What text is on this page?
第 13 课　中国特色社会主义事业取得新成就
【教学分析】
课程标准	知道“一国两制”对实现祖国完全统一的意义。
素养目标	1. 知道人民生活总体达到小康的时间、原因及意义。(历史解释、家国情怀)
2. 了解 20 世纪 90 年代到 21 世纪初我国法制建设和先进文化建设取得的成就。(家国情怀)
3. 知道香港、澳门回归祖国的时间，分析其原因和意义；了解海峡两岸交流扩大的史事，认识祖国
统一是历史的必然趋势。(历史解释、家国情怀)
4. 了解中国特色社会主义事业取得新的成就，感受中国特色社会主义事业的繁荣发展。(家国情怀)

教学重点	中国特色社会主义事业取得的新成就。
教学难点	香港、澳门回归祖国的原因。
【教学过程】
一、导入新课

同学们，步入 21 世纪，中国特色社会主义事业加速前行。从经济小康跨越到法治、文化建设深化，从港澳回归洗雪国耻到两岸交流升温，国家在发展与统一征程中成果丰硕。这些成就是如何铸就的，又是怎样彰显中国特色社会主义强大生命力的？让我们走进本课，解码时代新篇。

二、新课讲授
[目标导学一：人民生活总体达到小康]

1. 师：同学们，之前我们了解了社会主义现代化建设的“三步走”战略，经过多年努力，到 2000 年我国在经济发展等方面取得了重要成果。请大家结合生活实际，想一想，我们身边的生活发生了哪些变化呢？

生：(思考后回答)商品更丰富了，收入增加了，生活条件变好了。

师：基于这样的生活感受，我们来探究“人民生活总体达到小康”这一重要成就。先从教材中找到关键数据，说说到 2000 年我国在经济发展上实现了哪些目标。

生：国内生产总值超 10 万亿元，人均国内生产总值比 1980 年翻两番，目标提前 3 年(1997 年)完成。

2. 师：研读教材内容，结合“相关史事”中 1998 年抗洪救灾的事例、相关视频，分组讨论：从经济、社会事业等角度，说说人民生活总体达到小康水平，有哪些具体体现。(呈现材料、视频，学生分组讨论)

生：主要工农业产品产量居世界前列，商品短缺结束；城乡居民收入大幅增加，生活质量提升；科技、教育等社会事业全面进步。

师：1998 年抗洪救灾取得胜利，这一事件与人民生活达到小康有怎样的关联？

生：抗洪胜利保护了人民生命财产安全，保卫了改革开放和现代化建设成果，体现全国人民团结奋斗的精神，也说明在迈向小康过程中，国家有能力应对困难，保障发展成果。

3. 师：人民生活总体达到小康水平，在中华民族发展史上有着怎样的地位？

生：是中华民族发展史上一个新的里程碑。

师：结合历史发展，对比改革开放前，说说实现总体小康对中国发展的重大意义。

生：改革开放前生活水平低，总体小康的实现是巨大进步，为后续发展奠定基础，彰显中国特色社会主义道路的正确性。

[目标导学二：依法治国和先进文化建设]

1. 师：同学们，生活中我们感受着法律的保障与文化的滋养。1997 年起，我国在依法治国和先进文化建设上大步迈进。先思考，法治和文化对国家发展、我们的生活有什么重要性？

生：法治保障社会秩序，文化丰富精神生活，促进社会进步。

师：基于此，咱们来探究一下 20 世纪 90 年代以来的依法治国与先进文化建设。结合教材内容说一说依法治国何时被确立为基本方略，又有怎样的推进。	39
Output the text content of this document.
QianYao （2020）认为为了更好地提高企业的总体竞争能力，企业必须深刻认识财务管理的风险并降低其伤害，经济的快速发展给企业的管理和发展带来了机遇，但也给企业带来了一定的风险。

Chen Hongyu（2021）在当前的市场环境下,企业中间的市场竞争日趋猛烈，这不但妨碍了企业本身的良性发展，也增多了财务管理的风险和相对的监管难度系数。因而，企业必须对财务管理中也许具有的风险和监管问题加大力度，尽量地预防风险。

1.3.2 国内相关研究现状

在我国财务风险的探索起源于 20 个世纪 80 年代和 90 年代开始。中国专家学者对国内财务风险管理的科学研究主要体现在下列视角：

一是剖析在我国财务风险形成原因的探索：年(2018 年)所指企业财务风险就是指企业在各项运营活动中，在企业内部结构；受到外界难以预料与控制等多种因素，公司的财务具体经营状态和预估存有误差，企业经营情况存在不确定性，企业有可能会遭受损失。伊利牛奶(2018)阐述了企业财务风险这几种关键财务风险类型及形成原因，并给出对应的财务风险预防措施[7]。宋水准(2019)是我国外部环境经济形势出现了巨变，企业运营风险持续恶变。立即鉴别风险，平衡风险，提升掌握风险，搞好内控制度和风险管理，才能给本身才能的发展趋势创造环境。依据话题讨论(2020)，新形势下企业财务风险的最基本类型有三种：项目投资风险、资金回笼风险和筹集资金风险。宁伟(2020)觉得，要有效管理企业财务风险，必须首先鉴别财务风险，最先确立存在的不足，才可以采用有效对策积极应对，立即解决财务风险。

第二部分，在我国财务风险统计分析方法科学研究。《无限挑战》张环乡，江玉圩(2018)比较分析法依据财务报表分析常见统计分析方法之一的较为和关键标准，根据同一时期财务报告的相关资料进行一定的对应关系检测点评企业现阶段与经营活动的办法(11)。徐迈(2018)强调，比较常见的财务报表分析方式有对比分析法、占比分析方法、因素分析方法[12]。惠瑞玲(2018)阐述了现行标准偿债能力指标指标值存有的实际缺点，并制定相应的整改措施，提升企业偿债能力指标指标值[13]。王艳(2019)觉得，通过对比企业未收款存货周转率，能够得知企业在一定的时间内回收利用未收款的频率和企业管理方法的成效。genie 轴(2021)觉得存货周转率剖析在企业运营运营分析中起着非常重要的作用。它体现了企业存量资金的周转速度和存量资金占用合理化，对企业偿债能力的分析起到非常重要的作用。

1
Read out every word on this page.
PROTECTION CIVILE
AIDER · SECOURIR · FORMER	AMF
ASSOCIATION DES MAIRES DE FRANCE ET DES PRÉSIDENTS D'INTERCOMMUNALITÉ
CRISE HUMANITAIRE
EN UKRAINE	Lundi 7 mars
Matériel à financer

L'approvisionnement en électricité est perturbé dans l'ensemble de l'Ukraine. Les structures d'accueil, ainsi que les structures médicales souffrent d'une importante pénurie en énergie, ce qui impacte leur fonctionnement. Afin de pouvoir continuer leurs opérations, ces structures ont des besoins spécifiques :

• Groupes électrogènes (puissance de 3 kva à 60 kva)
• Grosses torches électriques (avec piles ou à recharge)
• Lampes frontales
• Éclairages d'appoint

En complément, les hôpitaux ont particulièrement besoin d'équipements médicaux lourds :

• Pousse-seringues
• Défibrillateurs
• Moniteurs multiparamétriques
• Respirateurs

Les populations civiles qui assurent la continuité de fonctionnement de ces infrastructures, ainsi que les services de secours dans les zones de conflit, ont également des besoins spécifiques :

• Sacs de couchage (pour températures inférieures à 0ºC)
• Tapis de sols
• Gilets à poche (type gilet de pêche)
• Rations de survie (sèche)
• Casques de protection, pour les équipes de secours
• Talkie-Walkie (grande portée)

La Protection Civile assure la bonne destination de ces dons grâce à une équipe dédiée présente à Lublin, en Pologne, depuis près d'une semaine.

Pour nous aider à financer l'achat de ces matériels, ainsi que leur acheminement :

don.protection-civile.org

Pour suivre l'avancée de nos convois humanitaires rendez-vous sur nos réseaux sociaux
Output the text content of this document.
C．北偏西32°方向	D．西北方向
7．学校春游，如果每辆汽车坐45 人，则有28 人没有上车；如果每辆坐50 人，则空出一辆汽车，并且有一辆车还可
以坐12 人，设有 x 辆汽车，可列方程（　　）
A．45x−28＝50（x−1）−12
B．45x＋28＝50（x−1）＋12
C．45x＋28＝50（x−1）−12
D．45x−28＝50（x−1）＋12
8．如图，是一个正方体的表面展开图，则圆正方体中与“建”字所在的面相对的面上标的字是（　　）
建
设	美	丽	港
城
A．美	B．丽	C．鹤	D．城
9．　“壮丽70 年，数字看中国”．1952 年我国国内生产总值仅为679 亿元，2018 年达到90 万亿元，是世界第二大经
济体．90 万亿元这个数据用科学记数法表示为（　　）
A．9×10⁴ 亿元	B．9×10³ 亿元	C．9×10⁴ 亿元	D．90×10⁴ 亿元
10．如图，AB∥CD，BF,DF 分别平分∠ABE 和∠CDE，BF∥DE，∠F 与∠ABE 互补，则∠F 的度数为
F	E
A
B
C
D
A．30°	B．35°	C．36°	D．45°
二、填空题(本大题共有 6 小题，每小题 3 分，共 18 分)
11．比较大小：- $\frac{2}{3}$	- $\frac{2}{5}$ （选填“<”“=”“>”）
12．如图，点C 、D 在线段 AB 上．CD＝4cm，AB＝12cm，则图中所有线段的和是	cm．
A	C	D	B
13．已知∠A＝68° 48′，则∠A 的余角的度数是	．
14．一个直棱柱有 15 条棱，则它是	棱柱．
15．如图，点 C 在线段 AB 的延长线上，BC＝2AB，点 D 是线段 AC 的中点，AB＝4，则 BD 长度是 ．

**GIVEN REQUEST:**
Search the entries for the word "secours" and gather every line where it appears.

**TASK RESULT:**
Les populations civiles qui assurent la continuité de fonctionnement de ces infrastructures, ainsi que les services de secours dans les zones de conflit, ont également des besoins spécifiques :
• Casques de protection, pour les équipes de secours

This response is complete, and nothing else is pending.